Saved entries
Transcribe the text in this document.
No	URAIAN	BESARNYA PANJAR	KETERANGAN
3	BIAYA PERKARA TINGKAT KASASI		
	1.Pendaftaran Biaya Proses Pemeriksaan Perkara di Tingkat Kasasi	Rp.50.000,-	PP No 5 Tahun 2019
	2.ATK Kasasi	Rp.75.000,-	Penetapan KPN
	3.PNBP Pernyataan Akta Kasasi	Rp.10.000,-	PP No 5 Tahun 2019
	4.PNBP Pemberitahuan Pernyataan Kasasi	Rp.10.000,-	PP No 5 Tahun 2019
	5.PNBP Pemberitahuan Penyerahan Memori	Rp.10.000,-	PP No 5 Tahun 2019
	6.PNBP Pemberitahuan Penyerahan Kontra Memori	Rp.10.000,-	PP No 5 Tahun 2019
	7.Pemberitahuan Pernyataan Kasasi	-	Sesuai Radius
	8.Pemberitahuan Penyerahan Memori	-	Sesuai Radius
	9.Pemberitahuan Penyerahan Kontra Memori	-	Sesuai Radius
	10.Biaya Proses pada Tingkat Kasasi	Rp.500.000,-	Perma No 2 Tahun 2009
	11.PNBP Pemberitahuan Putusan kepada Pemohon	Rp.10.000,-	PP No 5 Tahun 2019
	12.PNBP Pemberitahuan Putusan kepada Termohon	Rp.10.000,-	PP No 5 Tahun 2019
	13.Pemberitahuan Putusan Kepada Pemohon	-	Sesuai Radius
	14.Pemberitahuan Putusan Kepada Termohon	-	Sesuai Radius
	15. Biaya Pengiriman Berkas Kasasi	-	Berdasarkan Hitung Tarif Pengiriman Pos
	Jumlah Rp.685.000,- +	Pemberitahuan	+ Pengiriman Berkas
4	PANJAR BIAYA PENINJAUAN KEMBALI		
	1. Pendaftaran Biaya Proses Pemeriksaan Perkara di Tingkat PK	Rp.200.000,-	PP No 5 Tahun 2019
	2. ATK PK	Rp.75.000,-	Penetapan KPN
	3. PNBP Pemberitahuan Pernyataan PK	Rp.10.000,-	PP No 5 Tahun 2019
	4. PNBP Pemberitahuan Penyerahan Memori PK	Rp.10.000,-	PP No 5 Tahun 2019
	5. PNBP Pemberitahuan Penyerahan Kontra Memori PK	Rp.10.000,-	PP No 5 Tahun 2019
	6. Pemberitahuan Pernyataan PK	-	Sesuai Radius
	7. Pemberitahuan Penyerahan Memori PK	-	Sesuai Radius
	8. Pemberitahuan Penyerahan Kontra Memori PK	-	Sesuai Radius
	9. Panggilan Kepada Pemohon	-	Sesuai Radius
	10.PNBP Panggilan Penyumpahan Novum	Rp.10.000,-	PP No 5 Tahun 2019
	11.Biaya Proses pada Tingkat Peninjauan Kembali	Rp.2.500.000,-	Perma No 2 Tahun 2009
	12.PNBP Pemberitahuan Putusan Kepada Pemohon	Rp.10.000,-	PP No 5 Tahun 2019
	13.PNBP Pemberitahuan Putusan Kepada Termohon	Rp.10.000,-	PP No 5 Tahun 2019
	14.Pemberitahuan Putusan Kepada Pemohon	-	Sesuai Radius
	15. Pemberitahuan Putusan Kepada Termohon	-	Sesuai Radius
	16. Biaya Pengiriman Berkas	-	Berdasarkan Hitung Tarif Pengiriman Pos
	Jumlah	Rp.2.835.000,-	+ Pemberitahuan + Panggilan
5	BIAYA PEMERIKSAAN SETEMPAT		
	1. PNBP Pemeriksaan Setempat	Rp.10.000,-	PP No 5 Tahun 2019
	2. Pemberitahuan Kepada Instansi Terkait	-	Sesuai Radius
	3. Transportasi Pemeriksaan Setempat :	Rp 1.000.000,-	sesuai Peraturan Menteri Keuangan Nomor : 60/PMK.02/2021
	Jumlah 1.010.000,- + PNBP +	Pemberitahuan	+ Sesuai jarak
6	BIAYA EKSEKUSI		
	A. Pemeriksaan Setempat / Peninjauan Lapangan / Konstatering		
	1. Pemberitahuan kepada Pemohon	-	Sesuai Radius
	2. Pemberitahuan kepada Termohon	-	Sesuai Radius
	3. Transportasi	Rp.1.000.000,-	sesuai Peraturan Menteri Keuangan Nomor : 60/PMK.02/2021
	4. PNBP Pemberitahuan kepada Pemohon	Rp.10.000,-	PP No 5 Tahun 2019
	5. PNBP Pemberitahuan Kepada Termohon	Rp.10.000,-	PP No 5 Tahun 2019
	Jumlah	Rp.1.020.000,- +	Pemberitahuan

What you will do ::
Check each line above for the string "Nomor", then copy the ones that have it.

Solved problem ::
	3. Transportasi Pemeriksaan Setempat :	Rp 1.000.000,-	sesuai Peraturan Menteri Keuangan Nomor : 60/PMK.02/2021
	3. Transportasi	Rp.1.000.000,-	sesuai Peraturan Menteri Keuangan Nomor : 60/PMK.02/2021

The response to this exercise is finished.